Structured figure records
Begin

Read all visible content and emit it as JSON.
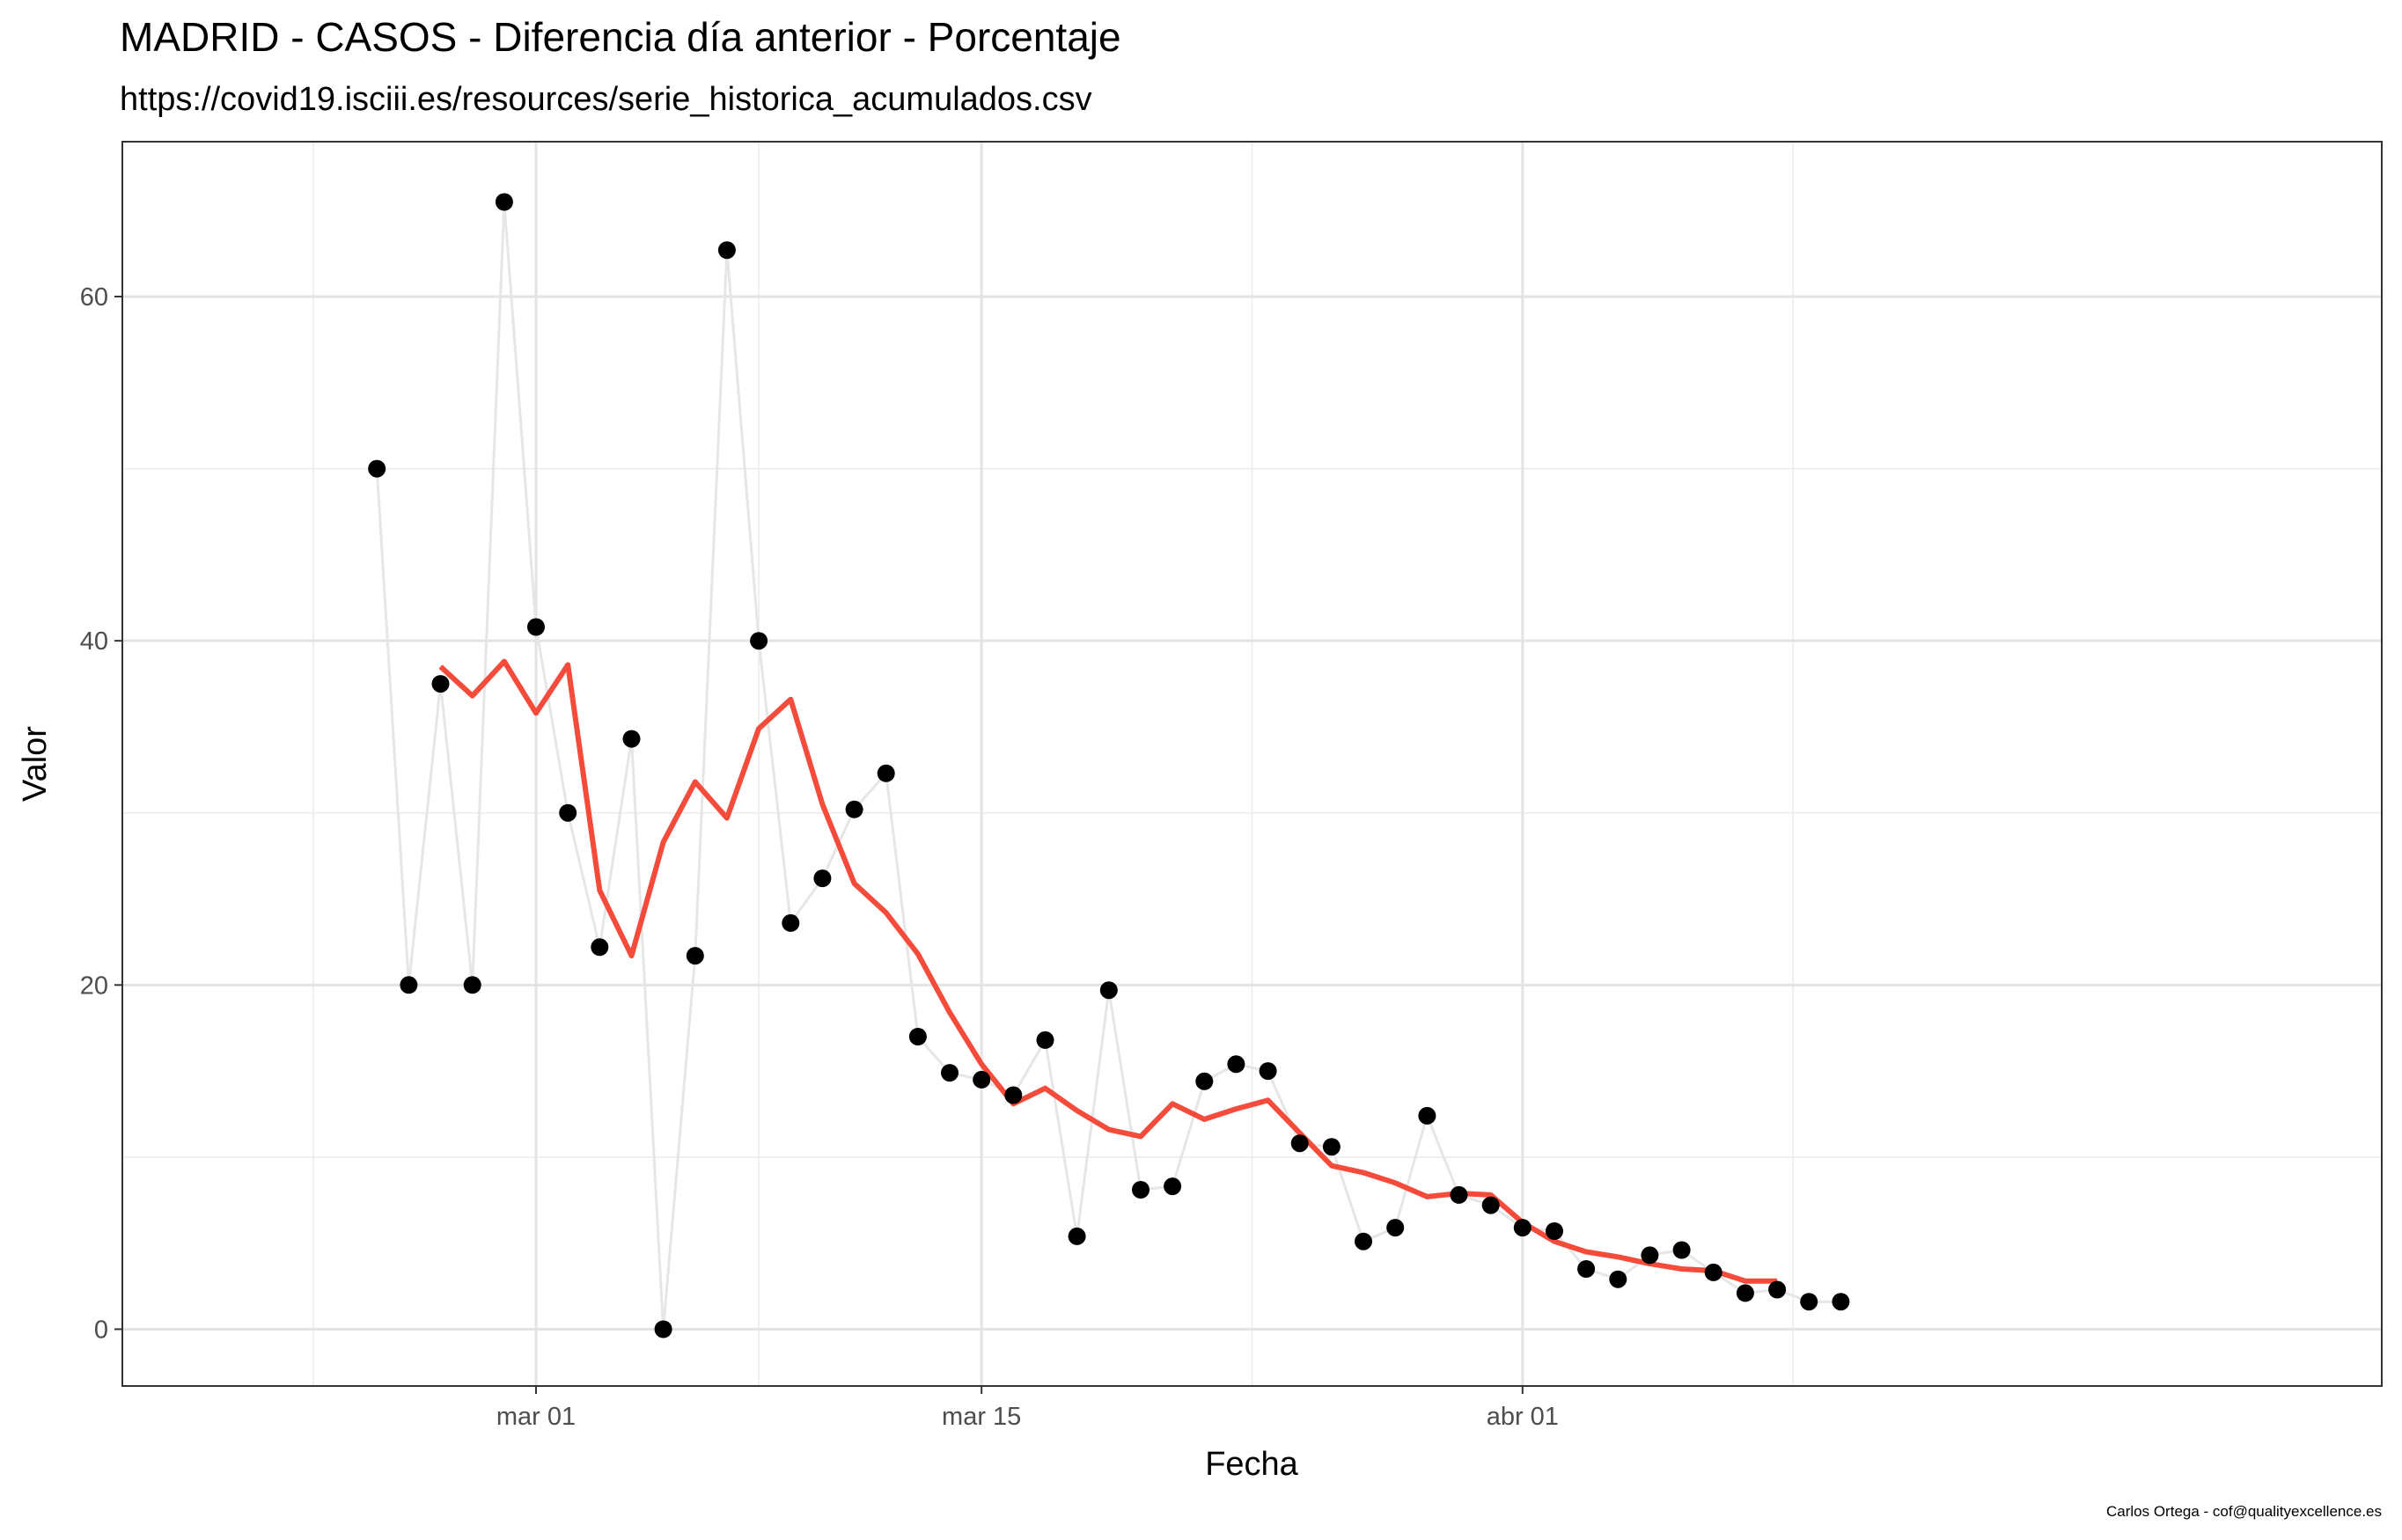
{
  "chart_data": {
    "type": "line",
    "title": "MADRID - CASOS - Diferencia día anterior - Porcentaje",
    "subtitle": "https://covid19.isciii.es/resources/serie_historica_acumulados.csv",
    "xlabel": "Fecha",
    "ylabel": "Valor",
    "caption": "Carlos Ortega - cof@qualityexcellence.es",
    "x_ticks": [
      {
        "label": "mar 01",
        "date": "2020-03-01"
      },
      {
        "label": "mar 15",
        "date": "2020-03-15"
      },
      {
        "label": "abr 01",
        "date": "2020-04-01"
      }
    ],
    "y_ticks": [
      0,
      20,
      40,
      60
    ],
    "xlim": [
      "2020-02-17",
      "2020-04-28"
    ],
    "ylim": [
      -3.3,
      69
    ],
    "grid": true,
    "colors": {
      "points": "#000000",
      "connector": "#e6e6e6",
      "smooth": "#f44b3a"
    },
    "series": [
      {
        "kind": "points",
        "x": [
          "2020-02-25",
          "2020-02-26",
          "2020-02-27",
          "2020-02-28",
          "2020-02-29",
          "2020-03-01",
          "2020-03-02",
          "2020-03-03",
          "2020-03-04",
          "2020-03-05",
          "2020-03-06",
          "2020-03-07",
          "2020-03-08",
          "2020-03-09",
          "2020-03-10",
          "2020-03-11",
          "2020-03-12",
          "2020-03-13",
          "2020-03-14",
          "2020-03-15",
          "2020-03-16",
          "2020-03-17",
          "2020-03-18",
          "2020-03-19",
          "2020-03-20",
          "2020-03-21",
          "2020-03-22",
          "2020-03-23",
          "2020-03-24",
          "2020-03-25",
          "2020-03-26",
          "2020-03-27",
          "2020-03-28",
          "2020-03-29",
          "2020-03-30",
          "2020-03-31",
          "2020-04-01",
          "2020-04-02",
          "2020-04-03",
          "2020-04-04",
          "2020-04-05",
          "2020-04-06",
          "2020-04-07",
          "2020-04-08",
          "2020-04-09",
          "2020-04-10",
          "2020-04-11"
        ],
        "y": [
          50,
          20,
          37.5,
          20,
          65.5,
          40.8,
          30,
          22.2,
          34.3,
          0,
          21.7,
          62.7,
          40,
          23.6,
          26.2,
          30.2,
          32.3,
          17,
          14.9,
          14.5,
          13.6,
          16.8,
          5.4,
          19.7,
          8.1,
          8.3,
          14.4,
          15.4,
          15,
          10.8,
          10.6,
          5.1,
          5.9,
          12.4,
          7.8,
          7.2,
          5.9,
          5.7,
          3.5,
          2.9,
          4.3,
          4.6,
          3.3,
          2.1,
          2.3,
          1.6,
          1.6
        ]
      },
      {
        "kind": "smooth",
        "x": [
          "2020-02-27",
          "2020-02-28",
          "2020-02-29",
          "2020-03-01",
          "2020-03-02",
          "2020-03-03",
          "2020-03-04",
          "2020-03-05",
          "2020-03-06",
          "2020-03-07",
          "2020-03-08",
          "2020-03-09",
          "2020-03-10",
          "2020-03-11",
          "2020-03-12",
          "2020-03-13",
          "2020-03-14",
          "2020-03-15",
          "2020-03-16",
          "2020-03-17",
          "2020-03-18",
          "2020-03-19",
          "2020-03-20",
          "2020-03-21",
          "2020-03-22",
          "2020-03-23",
          "2020-03-24",
          "2020-03-25",
          "2020-03-26",
          "2020-03-27",
          "2020-03-28",
          "2020-03-29",
          "2020-03-30",
          "2020-03-31",
          "2020-04-01",
          "2020-04-02",
          "2020-04-03",
          "2020-04-04",
          "2020-04-05",
          "2020-04-06",
          "2020-04-07",
          "2020-04-08",
          "2020-04-09"
        ],
        "y": [
          38.5,
          36.8,
          38.8,
          35.8,
          38.6,
          25.5,
          21.7,
          28.3,
          31.8,
          29.7,
          34.9,
          36.6,
          30.5,
          25.9,
          24.2,
          21.8,
          18.4,
          15.4,
          13.1,
          14,
          12.7,
          11.6,
          11.2,
          13.1,
          12.2,
          12.8,
          13.3,
          11.4,
          9.5,
          9.1,
          8.5,
          7.7,
          7.9,
          7.8,
          6.2,
          5.1,
          4.5,
          4.2,
          3.8,
          3.5,
          3.4,
          2.8,
          2.8
        ]
      }
    ]
  }
}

End

Aim of the exercise -
Retype the records exactly. Any image in them should not appear in what you write.

Result of this exercise -
Read all visible content and emit it as JSON.
{
  "chart_data": {
    "type": "line",
    "title": "MADRID - CASOS - Diferencia día anterior - Porcentaje",
    "subtitle": "https://covid19.isciii.es/resources/serie_historica_acumulados.csv",
    "xlabel": "Fecha",
    "ylabel": "Valor",
    "caption": "Carlos Ortega - cof@qualityexcellence.es",
    "x_ticks": [
      {
        "label": "mar 01",
        "date": "2020-03-01"
      },
      {
        "label": "mar 15",
        "date": "2020-03-15"
      },
      {
        "label": "abr 01",
        "date": "2020-04-01"
      }
    ],
    "y_ticks": [
      0,
      20,
      40,
      60
    ],
    "xlim": [
      "2020-02-17",
      "2020-04-28"
    ],
    "ylim": [
      -3.3,
      69
    ],
    "grid": true,
    "colors": {
      "points": "#000000",
      "connector": "#e6e6e6",
      "smooth": "#f44b3a"
    },
    "series": [
      {
        "kind": "points",
        "x": [
          "2020-02-25",
          "2020-02-26",
          "2020-02-27",
          "2020-02-28",
          "2020-02-29",
          "2020-03-01",
          "2020-03-02",
          "2020-03-03",
          "2020-03-04",
          "2020-03-05",
          "2020-03-06",
          "2020-03-07",
          "2020-03-08",
          "2020-03-09",
          "2020-03-10",
          "2020-03-11",
          "2020-03-12",
          "2020-03-13",
          "2020-03-14",
          "2020-03-15",
          "2020-03-16",
          "2020-03-17",
          "2020-03-18",
          "2020-03-19",
          "2020-03-20",
          "2020-03-21",
          "2020-03-22",
          "2020-03-23",
          "2020-03-24",
          "2020-03-25",
          "2020-03-26",
          "2020-03-27",
          "2020-03-28",
          "2020-03-29",
          "2020-03-30",
          "2020-03-31",
          "2020-04-01",
          "2020-04-02",
          "2020-04-03",
          "2020-04-04",
          "2020-04-05",
          "2020-04-06",
          "2020-04-07",
          "2020-04-08",
          "2020-04-09",
          "2020-04-10",
          "2020-04-11"
        ],
        "y": [
          50,
          20,
          37.5,
          20,
          65.5,
          40.8,
          30,
          22.2,
          34.3,
          0,
          21.7,
          62.7,
          40,
          23.6,
          26.2,
          30.2,
          32.3,
          17,
          14.9,
          14.5,
          13.6,
          16.8,
          5.4,
          19.7,
          8.1,
          8.3,
          14.4,
          15.4,
          15,
          10.8,
          10.6,
          5.1,
          5.9,
          12.4,
          7.8,
          7.2,
          5.9,
          5.7,
          3.5,
          2.9,
          4.3,
          4.6,
          3.3,
          2.1,
          2.3,
          1.6,
          1.6
        ]
      },
      {
        "kind": "smooth",
        "x": [
          "2020-02-27",
          "2020-02-28",
          "2020-02-29",
          "2020-03-01",
          "2020-03-02",
          "2020-03-03",
          "2020-03-04",
          "2020-03-05",
          "2020-03-06",
          "2020-03-07",
          "2020-03-08",
          "2020-03-09",
          "2020-03-10",
          "2020-03-11",
          "2020-03-12",
          "2020-03-13",
          "2020-03-14",
          "2020-03-15",
          "2020-03-16",
          "2020-03-17",
          "2020-03-18",
          "2020-03-19",
          "2020-03-20",
          "2020-03-21",
          "2020-03-22",
          "2020-03-23",
          "2020-03-24",
          "2020-03-25",
          "2020-03-26",
          "2020-03-27",
          "2020-03-28",
          "2020-03-29",
          "2020-03-30",
          "2020-03-31",
          "2020-04-01",
          "2020-04-02",
          "2020-04-03",
          "2020-04-04",
          "2020-04-05",
          "2020-04-06",
          "2020-04-07",
          "2020-04-08",
          "2020-04-09"
        ],
        "y": [
          38.5,
          36.8,
          38.8,
          35.8,
          38.6,
          25.5,
          21.7,
          28.3,
          31.8,
          29.7,
          34.9,
          36.6,
          30.5,
          25.9,
          24.2,
          21.8,
          18.4,
          15.4,
          13.1,
          14,
          12.7,
          11.6,
          11.2,
          13.1,
          12.2,
          12.8,
          13.3,
          11.4,
          9.5,
          9.1,
          8.5,
          7.7,
          7.9,
          7.8,
          6.2,
          5.1,
          4.5,
          4.2,
          3.8,
          3.5,
          3.4,
          2.8,
          2.8
        ]
      }
    ]
  }
}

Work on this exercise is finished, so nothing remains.